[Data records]
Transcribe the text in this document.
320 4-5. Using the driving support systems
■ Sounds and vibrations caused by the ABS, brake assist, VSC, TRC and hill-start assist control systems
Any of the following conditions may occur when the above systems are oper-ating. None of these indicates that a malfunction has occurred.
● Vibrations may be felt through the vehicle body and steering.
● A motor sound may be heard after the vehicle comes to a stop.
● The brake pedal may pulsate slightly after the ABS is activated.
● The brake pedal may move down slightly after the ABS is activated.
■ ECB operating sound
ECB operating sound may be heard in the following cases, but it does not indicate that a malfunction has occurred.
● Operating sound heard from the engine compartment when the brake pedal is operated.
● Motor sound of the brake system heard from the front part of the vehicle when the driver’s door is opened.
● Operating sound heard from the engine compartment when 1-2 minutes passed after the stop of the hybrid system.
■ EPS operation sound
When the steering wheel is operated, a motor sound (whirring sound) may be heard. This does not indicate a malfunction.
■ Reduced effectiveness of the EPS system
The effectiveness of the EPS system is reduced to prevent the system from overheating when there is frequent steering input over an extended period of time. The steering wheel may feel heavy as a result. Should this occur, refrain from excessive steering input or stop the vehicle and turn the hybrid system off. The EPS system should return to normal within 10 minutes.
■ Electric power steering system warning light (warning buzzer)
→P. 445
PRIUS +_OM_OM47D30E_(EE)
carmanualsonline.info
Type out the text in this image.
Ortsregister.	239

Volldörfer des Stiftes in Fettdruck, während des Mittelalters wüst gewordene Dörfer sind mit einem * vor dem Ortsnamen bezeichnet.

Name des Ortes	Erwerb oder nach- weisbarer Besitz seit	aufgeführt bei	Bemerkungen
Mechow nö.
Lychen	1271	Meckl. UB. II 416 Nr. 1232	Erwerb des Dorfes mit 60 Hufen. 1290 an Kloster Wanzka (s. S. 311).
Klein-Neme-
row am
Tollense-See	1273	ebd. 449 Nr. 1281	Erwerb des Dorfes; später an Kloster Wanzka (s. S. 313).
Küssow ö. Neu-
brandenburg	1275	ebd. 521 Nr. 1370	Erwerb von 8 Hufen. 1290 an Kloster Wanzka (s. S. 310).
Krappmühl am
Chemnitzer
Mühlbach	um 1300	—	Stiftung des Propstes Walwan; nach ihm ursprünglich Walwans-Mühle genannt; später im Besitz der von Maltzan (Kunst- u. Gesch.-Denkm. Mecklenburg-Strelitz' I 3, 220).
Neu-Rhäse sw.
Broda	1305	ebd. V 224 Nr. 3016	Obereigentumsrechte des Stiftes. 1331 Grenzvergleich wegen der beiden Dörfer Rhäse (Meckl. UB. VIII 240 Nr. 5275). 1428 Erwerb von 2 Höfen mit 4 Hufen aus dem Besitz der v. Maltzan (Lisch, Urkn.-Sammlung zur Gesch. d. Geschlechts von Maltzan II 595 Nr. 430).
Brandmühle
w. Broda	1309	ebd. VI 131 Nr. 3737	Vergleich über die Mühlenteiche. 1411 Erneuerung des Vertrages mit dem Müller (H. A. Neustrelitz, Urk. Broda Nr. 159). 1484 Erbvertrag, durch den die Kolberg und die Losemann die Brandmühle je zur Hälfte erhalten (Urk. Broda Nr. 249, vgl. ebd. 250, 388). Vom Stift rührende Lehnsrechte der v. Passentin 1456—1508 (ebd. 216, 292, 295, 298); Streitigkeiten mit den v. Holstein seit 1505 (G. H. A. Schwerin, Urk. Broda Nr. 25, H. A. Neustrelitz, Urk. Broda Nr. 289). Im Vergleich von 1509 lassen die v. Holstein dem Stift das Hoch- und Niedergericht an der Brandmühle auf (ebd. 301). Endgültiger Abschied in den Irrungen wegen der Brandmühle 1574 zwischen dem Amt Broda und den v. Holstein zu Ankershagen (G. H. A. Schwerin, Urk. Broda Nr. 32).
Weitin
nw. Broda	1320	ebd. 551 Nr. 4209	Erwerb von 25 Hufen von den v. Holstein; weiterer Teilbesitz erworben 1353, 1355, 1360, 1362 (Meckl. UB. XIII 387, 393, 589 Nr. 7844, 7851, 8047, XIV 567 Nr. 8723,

[What you will do] Report the number of lines above that contain the word "vehicle", and only that number.

[Complete answer] 4